> [Records to process]
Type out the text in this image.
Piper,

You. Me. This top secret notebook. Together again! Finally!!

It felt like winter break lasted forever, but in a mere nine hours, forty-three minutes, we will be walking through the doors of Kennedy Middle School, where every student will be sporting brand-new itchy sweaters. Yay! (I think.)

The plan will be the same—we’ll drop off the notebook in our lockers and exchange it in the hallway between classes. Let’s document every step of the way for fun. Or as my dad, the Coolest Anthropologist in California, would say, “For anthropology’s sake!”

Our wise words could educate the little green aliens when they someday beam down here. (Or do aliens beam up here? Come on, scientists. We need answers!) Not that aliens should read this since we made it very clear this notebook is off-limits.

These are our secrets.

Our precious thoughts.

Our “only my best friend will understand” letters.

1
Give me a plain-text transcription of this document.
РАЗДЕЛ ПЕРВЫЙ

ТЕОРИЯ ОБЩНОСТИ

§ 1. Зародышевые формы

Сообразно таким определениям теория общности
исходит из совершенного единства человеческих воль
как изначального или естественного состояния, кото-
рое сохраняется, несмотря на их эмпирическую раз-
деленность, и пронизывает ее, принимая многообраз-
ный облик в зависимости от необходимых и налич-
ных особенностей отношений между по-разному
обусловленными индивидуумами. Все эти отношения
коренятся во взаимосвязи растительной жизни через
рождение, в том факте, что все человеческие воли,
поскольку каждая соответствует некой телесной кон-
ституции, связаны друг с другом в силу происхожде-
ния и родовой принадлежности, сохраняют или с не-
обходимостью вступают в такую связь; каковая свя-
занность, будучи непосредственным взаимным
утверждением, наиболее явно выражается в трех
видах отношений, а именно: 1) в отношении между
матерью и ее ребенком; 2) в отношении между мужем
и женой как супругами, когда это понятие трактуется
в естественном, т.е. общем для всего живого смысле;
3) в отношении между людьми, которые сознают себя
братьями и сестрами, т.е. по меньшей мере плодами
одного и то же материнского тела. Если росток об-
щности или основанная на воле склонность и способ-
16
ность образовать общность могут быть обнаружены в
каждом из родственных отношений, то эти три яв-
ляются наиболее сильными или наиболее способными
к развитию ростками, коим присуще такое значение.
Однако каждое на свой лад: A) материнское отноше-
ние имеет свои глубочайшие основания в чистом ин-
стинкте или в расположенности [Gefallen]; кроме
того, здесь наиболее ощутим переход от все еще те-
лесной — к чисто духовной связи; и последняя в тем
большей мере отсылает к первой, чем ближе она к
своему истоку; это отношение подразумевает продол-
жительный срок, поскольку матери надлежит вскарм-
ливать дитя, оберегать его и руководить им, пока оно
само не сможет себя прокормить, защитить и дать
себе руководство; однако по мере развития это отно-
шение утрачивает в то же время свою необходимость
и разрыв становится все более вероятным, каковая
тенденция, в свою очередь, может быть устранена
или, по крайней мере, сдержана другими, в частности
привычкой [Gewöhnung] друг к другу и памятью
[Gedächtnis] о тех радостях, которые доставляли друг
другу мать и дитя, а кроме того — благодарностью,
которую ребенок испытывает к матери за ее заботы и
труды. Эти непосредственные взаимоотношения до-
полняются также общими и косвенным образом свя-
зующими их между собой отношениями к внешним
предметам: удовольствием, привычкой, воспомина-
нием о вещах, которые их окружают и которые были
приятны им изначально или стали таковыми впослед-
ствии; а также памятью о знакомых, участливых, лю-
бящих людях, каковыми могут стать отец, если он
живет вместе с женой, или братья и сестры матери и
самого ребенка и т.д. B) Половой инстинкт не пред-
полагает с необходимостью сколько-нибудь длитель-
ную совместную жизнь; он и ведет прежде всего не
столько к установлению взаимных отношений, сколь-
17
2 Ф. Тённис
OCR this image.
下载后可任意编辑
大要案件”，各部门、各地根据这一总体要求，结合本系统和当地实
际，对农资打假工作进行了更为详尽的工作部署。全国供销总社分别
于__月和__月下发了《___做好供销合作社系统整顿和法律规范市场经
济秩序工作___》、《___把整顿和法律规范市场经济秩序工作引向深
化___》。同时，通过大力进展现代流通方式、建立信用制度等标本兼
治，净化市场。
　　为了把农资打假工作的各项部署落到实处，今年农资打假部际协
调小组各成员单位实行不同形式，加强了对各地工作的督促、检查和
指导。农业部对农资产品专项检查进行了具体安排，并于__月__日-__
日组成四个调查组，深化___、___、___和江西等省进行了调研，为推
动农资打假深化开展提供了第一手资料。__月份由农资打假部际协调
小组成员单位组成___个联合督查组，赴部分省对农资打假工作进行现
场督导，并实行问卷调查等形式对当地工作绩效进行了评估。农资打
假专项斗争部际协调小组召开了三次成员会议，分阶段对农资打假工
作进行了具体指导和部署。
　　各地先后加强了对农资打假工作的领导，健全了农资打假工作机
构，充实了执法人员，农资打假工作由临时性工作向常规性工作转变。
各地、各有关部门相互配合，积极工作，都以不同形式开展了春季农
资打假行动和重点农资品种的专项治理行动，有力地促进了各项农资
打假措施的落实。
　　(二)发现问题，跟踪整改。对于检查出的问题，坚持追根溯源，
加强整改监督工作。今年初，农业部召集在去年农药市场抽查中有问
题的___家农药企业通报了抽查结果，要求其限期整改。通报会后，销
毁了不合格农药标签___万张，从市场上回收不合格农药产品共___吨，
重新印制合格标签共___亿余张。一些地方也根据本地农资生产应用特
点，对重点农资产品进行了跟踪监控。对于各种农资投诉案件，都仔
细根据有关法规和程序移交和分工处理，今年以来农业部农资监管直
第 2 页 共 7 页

> [Stated problem] Copy the entries above exactly, leaving none out.

> [Reply to the task]
Type out the text in this image.
Piper,

You. Me. This top secret notebook. Together again! Finally!!

It felt like winter break lasted forever, but in a mere nine hours, forty-three minutes, we will be walking through the doors of Kennedy Middle School, where every student will be sporting brand-new itchy sweaters. Yay! (I think.)

The plan will be the same—we’ll drop off the notebook in our lockers and exchange it in the hallway between classes. Let’s document every step of the way for fun. Or as my dad, the Coolest Anthropologist in California, would say, “For anthropology’s sake!”

Our wise words could educate the little green aliens when they someday beam down here. (Or do aliens beam up here? Come on, scientists. We need answers!) Not that aliens should read this since we made it very clear this notebook is off-limits.

These are our secrets.

Our precious thoughts.

Our “only my best friend will understand” letters.

1
Give me a plain-text transcription of this document.
РАЗДЕЛ ПЕРВЫЙ

ТЕОРИЯ ОБЩНОСТИ

§ 1. Зародышевые формы

Сообразно таким определениям теория общности
исходит из совершенного единства человеческих воль
как изначального или естественного состояния, кото-
рое сохраняется, несмотря на их эмпирическую раз-
деленность, и пронизывает ее, принимая многообраз-
ный облик в зависимости от необходимых и налич-
ных особенностей отношений между по-разному
обусловленными индивидуумами. Все эти отношения
коренятся во взаимосвязи растительной жизни через
рождение, в том факте, что все человеческие воли,
поскольку каждая соответствует некой телесной кон-
ституции, связаны друг с другом в силу происхожде-
ния и родовой принадлежности, сохраняют или с не-
обходимостью вступают в такую связь; каковая свя-
занность, будучи непосредственным взаимным
утверждением, наиболее явно выражается в трех
видах отношений, а именно: 1) в отношении между
матерью и ее ребенком; 2) в отношении между мужем
и женой как супругами, когда это понятие трактуется
в естественном, т.е. общем для всего живого смысле;
3) в отношении между людьми, которые сознают себя
братьями и сестрами, т.е. по меньшей мере плодами
одного и то же материнского тела. Если росток об-
щности или основанная на воле склонность и способ-
16
ность образовать общность могут быть обнаружены в
каждом из родственных отношений, то эти три яв-
ляются наиболее сильными или наиболее способными
к развитию ростками, коим присуще такое значение.
Однако каждое на свой лад: A) материнское отноше-
ние имеет свои глубочайшие основания в чистом ин-
стинкте или в расположенности [Gefallen]; кроме
того, здесь наиболее ощутим переход от все еще те-
лесной — к чисто духовной связи; и последняя в тем
большей мере отсылает к первой, чем ближе она к
своему истоку; это отношение подразумевает продол-
жительный срок, поскольку матери надлежит вскарм-
ливать дитя, оберегать его и руководить им, пока оно
само не сможет себя прокормить, защитить и дать
себе руководство; однако по мере развития это отно-
шение утрачивает в то же время свою необходимость
и разрыв становится все более вероятным, каковая
тенденция, в свою очередь, может быть устранена
или, по крайней мере, сдержана другими, в частности
привычкой [Gewöhnung] друг к другу и памятью
[Gedächtnis] о тех радостях, которые доставляли друг
другу мать и дитя, а кроме того — благодарностью,
которую ребенок испытывает к матери за ее заботы и
труды. Эти непосредственные взаимоотношения до-
полняются также общими и косвенным образом свя-
зующими их между собой отношениями к внешним
предметам: удовольствием, привычкой, воспомина-
нием о вещах, которые их окружают и которые были
приятны им изначально или стали таковыми впослед-
ствии; а также памятью о знакомых, участливых, лю-
бящих людях, каковыми могут стать отец, если он
живет вместе с женой, или братья и сестры матери и
самого ребенка и т.д. B) Половой инстинкт не пред-
полагает с необходимостью сколько-нибудь длитель-
ную совместную жизнь; он и ведет прежде всего не
столько к установлению взаимных отношений, сколь-
17
2 Ф. Тённис
OCR this image.
下载后可任意编辑
大要案件”，各部门、各地根据这一总体要求，结合本系统和当地实
际，对农资打假工作进行了更为详尽的工作部署。全国供销总社分别
于__月和__月下发了《___做好供销合作社系统整顿和法律规范市场经
济秩序工作___》、《___把整顿和法律规范市场经济秩序工作引向深
化___》。同时，通过大力进展现代流通方式、建立信用制度等标本兼
治，净化市场。
　　为了把农资打假工作的各项部署落到实处，今年农资打假部际协
调小组各成员单位实行不同形式，加强了对各地工作的督促、检查和
指导。农业部对农资产品专项检查进行了具体安排，并于__月__日-__
日组成四个调查组，深化___、___、___和江西等省进行了调研，为推
动农资打假深化开展提供了第一手资料。__月份由农资打假部际协调
小组成员单位组成___个联合督查组，赴部分省对农资打假工作进行现
场督导，并实行问卷调查等形式对当地工作绩效进行了评估。农资打
假专项斗争部际协调小组召开了三次成员会议，分阶段对农资打假工
作进行了具体指导和部署。
　　各地先后加强了对农资打假工作的领导，健全了农资打假工作机
构，充实了执法人员，农资打假工作由临时性工作向常规性工作转变。
各地、各有关部门相互配合，积极工作，都以不同形式开展了春季农
资打假行动和重点农资品种的专项治理行动，有力地促进了各项农资
打假措施的落实。
　　(二)发现问题，跟踪整改。对于检查出的问题，坚持追根溯源，
加强整改监督工作。今年初，农业部召集在去年农药市场抽查中有问
题的___家农药企业通报了抽查结果，要求其限期整改。通报会后，销
毁了不合格农药标签___万张，从市场上回收不合格农药产品共___吨，
重新印制合格标签共___亿余张。一些地方也根据本地农资生产应用特
点，对重点农资产品进行了跟踪监控。对于各种农资投诉案件，都仔
细根据有关法规和程序移交和分工处理，今年以来农业部农资监管直
第 2 页 共 7 页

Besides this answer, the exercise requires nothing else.